Task details:
Return the complete listing that follows, with each line reproduced exactly.

Materials provided:

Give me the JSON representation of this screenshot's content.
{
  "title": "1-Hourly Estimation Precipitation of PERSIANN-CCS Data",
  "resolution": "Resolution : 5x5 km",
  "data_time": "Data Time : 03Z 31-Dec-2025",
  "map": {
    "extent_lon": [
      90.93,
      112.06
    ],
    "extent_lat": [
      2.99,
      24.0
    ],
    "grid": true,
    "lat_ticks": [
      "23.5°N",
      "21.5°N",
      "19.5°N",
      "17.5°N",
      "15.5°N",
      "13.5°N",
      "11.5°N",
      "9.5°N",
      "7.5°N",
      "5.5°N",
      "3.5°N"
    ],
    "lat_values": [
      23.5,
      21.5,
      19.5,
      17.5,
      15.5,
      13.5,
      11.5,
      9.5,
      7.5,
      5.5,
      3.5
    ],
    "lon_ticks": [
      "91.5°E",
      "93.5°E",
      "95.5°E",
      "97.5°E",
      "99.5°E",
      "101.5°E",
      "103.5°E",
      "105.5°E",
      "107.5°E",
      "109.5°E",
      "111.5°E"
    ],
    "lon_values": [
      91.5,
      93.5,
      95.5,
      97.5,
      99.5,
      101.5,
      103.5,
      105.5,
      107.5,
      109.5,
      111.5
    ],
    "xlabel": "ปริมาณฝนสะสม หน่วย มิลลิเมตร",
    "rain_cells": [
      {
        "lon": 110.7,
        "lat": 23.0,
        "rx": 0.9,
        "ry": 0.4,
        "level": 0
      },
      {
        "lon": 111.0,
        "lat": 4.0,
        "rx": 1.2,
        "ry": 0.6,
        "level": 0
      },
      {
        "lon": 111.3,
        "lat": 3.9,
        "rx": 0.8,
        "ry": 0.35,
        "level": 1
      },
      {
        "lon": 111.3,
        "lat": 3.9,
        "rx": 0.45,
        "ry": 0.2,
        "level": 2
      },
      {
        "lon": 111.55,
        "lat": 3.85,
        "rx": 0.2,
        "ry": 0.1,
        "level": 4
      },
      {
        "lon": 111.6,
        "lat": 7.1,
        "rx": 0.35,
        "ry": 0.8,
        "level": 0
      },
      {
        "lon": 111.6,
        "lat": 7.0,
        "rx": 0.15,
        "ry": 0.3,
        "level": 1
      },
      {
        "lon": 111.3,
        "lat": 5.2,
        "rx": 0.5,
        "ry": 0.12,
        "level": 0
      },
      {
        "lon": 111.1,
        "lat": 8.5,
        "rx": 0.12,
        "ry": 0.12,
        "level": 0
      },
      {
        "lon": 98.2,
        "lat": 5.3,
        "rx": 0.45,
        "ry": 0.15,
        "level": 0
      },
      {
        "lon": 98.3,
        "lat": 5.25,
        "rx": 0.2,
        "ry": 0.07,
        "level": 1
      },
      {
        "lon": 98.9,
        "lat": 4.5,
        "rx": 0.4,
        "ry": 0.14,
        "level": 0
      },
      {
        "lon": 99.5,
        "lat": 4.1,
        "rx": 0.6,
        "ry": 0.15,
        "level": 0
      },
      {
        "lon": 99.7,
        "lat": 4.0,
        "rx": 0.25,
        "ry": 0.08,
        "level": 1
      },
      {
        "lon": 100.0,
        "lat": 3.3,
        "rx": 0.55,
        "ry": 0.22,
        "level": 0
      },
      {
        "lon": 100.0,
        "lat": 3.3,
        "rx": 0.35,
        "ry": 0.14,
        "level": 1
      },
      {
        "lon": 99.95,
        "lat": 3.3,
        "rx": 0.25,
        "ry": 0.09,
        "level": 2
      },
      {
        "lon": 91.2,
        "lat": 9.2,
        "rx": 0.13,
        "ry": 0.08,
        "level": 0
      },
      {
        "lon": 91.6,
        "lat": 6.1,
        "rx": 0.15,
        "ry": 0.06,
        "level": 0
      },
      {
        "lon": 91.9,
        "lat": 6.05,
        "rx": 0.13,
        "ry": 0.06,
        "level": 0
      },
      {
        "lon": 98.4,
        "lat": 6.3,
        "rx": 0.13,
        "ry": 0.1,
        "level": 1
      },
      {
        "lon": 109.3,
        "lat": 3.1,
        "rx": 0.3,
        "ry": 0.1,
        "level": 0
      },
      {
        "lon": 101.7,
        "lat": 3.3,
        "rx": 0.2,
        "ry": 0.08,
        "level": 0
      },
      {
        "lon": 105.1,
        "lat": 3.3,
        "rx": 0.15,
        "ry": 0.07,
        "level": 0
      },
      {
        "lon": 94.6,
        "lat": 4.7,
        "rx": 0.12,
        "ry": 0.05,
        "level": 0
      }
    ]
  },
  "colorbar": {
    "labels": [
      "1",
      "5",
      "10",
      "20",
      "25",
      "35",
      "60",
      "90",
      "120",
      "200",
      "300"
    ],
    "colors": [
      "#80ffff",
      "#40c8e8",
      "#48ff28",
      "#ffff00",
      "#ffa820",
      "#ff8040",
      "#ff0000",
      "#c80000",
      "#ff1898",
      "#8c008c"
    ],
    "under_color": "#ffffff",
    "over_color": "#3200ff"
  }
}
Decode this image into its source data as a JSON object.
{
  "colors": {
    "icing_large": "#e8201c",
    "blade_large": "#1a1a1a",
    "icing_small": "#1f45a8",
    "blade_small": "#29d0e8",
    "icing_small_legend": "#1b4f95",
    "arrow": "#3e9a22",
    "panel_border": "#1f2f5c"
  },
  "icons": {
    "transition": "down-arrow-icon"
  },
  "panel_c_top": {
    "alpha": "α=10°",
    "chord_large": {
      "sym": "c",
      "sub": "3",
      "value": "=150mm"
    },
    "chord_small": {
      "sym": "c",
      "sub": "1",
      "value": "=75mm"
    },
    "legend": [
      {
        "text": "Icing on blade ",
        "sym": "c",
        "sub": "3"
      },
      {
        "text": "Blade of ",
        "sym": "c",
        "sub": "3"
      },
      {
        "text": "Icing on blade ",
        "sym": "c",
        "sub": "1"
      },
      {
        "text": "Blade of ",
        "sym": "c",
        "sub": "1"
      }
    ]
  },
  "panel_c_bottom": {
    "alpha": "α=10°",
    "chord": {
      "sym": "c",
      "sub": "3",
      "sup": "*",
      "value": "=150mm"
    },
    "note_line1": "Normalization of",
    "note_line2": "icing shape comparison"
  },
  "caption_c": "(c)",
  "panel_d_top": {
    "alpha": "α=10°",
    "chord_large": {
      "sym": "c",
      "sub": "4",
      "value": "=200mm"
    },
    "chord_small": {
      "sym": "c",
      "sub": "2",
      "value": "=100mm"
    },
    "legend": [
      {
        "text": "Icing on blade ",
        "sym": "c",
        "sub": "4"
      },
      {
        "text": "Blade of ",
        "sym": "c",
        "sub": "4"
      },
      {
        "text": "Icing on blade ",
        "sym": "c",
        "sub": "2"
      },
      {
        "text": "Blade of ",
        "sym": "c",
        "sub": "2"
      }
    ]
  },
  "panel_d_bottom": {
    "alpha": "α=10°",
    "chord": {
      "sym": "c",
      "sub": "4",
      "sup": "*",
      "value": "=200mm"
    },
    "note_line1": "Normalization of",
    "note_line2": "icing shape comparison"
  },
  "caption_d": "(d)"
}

Exercise response:
Give me the JSON representation of this screenshot's content.
{
  "title": "1-Hourly Estimation Precipitation of PERSIANN-CCS Data",
  "resolution": "Resolution : 5x5 km",
  "data_time": "Data Time : 03Z 31-Dec-2025",
  "map": {
    "extent_lon": [
      90.93,
      112.06
    ],
    "extent_lat": [
      2.99,
      24.0
    ],
    "grid": true,
    "lat_ticks": [
      "23.5°N",
      "21.5°N",
      "19.5°N",
      "17.5°N",
      "15.5°N",
      "13.5°N",
      "11.5°N",
      "9.5°N",
      "7.5°N",
      "5.5°N",
      "3.5°N"
    ],
    "lat_values": [
      23.5,
      21.5,
      19.5,
      17.5,
      15.5,
      13.5,
      11.5,
      9.5,
      7.5,
      5.5,
      3.5
    ],
    "lon_ticks": [
      "91.5°E",
      "93.5°E",
      "95.5°E",
      "97.5°E",
      "99.5°E",
      "101.5°E",
      "103.5°E",
      "105.5°E",
      "107.5°E",
      "109.5°E",
      "111.5°E"
    ],
    "lon_values": [
      91.5,
      93.5,
      95.5,
      97.5,
      99.5,
      101.5,
      103.5,
      105.5,
      107.5,
      109.5,
      111.5
    ],
    "xlabel": "ปริมาณฝนสะสม หน่วย มิลลิเมตร",
    "rain_cells": [
      {
        "lon": 110.7,
        "lat": 23.0,
        "rx": 0.9,
        "ry": 0.4,
        "level": 0
      },
      {
        "lon": 111.0,
        "lat": 4.0,
        "rx": 1.2,
        "ry": 0.6,
        "level": 0
      },
      {
        "lon": 111.3,
        "lat": 3.9,
        "rx": 0.8,
        "ry": 0.35,
        "level": 1
      },
      {
        "lon": 111.3,
        "lat": 3.9,
        "rx": 0.45,
        "ry": 0.2,
        "level": 2
      },
      {
        "lon": 111.55,
        "lat": 3.85,
        "rx": 0.2,
        "ry": 0.1,
        "level": 4
      },
      {
        "lon": 111.6,
        "lat": 7.1,
        "rx": 0.35,
        "ry": 0.8,
        "level": 0
      },
      {
        "lon": 111.6,
        "lat": 7.0,
        "rx": 0.15,
        "ry": 0.3,
        "level": 1
      },
      {
        "lon": 111.3,
        "lat": 5.2,
        "rx": 0.5,
        "ry": 0.12,
        "level": 0
      },
      {
        "lon": 111.1,
        "lat": 8.5,
        "rx": 0.12,
        "ry": 0.12,
        "level": 0
      },
      {
        "lon": 98.2,
        "lat": 5.3,
        "rx": 0.45,
        "ry": 0.15,
        "level": 0
      },
      {
        "lon": 98.3,
        "lat": 5.25,
        "rx": 0.2,
        "ry": 0.07,
        "level": 1
      },
      {
        "lon": 98.9,
        "lat": 4.5,
        "rx": 0.4,
        "ry": 0.14,
        "level": 0
      },
      {
        "lon": 99.5,
        "lat": 4.1,
        "rx": 0.6,
        "ry": 0.15,
        "level": 0
      },
      {
        "lon": 99.7,
        "lat": 4.0,
        "rx": 0.25,
        "ry": 0.08,
        "level": 1
      },
      {
        "lon": 100.0,
        "lat": 3.3,
        "rx": 0.55,
        "ry": 0.22,
        "level": 0
      },
      {
        "lon": 100.0,
        "lat": 3.3,
        "rx": 0.35,
        "ry": 0.14,
        "level": 1
      },
      {
        "lon": 99.95,
        "lat": 3.3,
        "rx": 0.25,
        "ry": 0.09,
        "level": 2
      },
      {
        "lon": 91.2,
        "lat": 9.2,
        "rx": 0.13,
        "ry": 0.08,
        "level": 0
      },
      {
        "lon": 91.6,
        "lat": 6.1,
        "rx": 0.15,
        "ry": 0.06,
        "level": 0
      },
      {
        "lon": 91.9,
        "lat": 6.05,
        "rx": 0.13,
        "ry": 0.06,
        "level": 0
      },
      {
        "lon": 98.4,
        "lat": 6.3,
        "rx": 0.13,
        "ry": 0.1,
        "level": 1
      },
      {
        "lon": 109.3,
        "lat": 3.1,
        "rx": 0.3,
        "ry": 0.1,
        "level": 0
      },
      {
        "lon": 101.7,
        "lat": 3.3,
        "rx": 0.2,
        "ry": 0.08,
        "level": 0
      },
      {
        "lon": 105.1,
        "lat": 3.3,
        "rx": 0.15,
        "ry": 0.07,
        "level": 0
      },
      {
        "lon": 94.6,
        "lat": 4.7,
        "rx": 0.12,
        "ry": 0.05,
        "level": 0
      }
    ]
  },
  "colorbar": {
    "labels": [
      "1",
      "5",
      "10",
      "20",
      "25",
      "35",
      "60",
      "90",
      "120",
      "200",
      "300"
    ],
    "colors": [
      "#80ffff",
      "#40c8e8",
      "#48ff28",
      "#ffff00",
      "#ffa820",
      "#ff8040",
      "#ff0000",
      "#c80000",
      "#ff1898",
      "#8c008c"
    ],
    "under_color": "#ffffff",
    "over_color": "#3200ff"
  }
}
Decode this image into its source data as a JSON object.
{
  "colors": {
    "icing_large": "#e8201c",
    "blade_large": "#1a1a1a",
    "icing_small": "#1f45a8",
    "blade_small": "#29d0e8",
    "icing_small_legend": "#1b4f95",
    "arrow": "#3e9a22",
    "panel_border": "#1f2f5c"
  },
  "icons": {
    "transition": "down-arrow-icon"
  },
  "panel_c_top": {
    "alpha": "α=10°",
    "chord_large": {
      "sym": "c",
      "sub": "3",
      "value": "=150mm"
    },
    "chord_small": {
      "sym": "c",
      "sub": "1",
      "value": "=75mm"
    },
    "legend": [
      {
        "text": "Icing on blade ",
        "sym": "c",
        "sub": "3"
      },
      {
        "text": "Blade of ",
        "sym": "c",
        "sub": "3"
      },
      {
        "text": "Icing on blade ",
        "sym": "c",
        "sub": "1"
      },
      {
        "text": "Blade of ",
        "sym": "c",
        "sub": "1"
      }
    ]
  },
  "panel_c_bottom": {
    "alpha": "α=10°",
    "chord": {
      "sym": "c",
      "sub": "3",
      "sup": "*",
      "value": "=150mm"
    },
    "note_line1": "Normalization of",
    "note_line2": "icing shape comparison"
  },
  "caption_c": "(c)",
  "panel_d_top": {
    "alpha": "α=10°",
    "chord_large": {
      "sym": "c",
      "sub": "4",
      "value": "=200mm"
    },
    "chord_small": {
      "sym": "c",
      "sub": "2",
      "value": "=100mm"
    },
    "legend": [
      {
        "text": "Icing on blade ",
        "sym": "c",
        "sub": "4"
      },
      {
        "text": "Blade of ",
        "sym": "c",
        "sub": "4"
      },
      {
        "text": "Icing on blade ",
        "sym": "c",
        "sub": "2"
      },
      {
        "text": "Blade of ",
        "sym": "c",
        "sub": "2"
      }
    ]
  },
  "panel_d_bottom": {
    "alpha": "α=10°",
    "chord": {
      "sym": "c",
      "sub": "4",
      "sup": "*",
      "value": "=200mm"
    },
    "note_line1": "Normalization of",
    "note_line2": "icing shape comparison"
  },
  "caption_d": "(d)"
}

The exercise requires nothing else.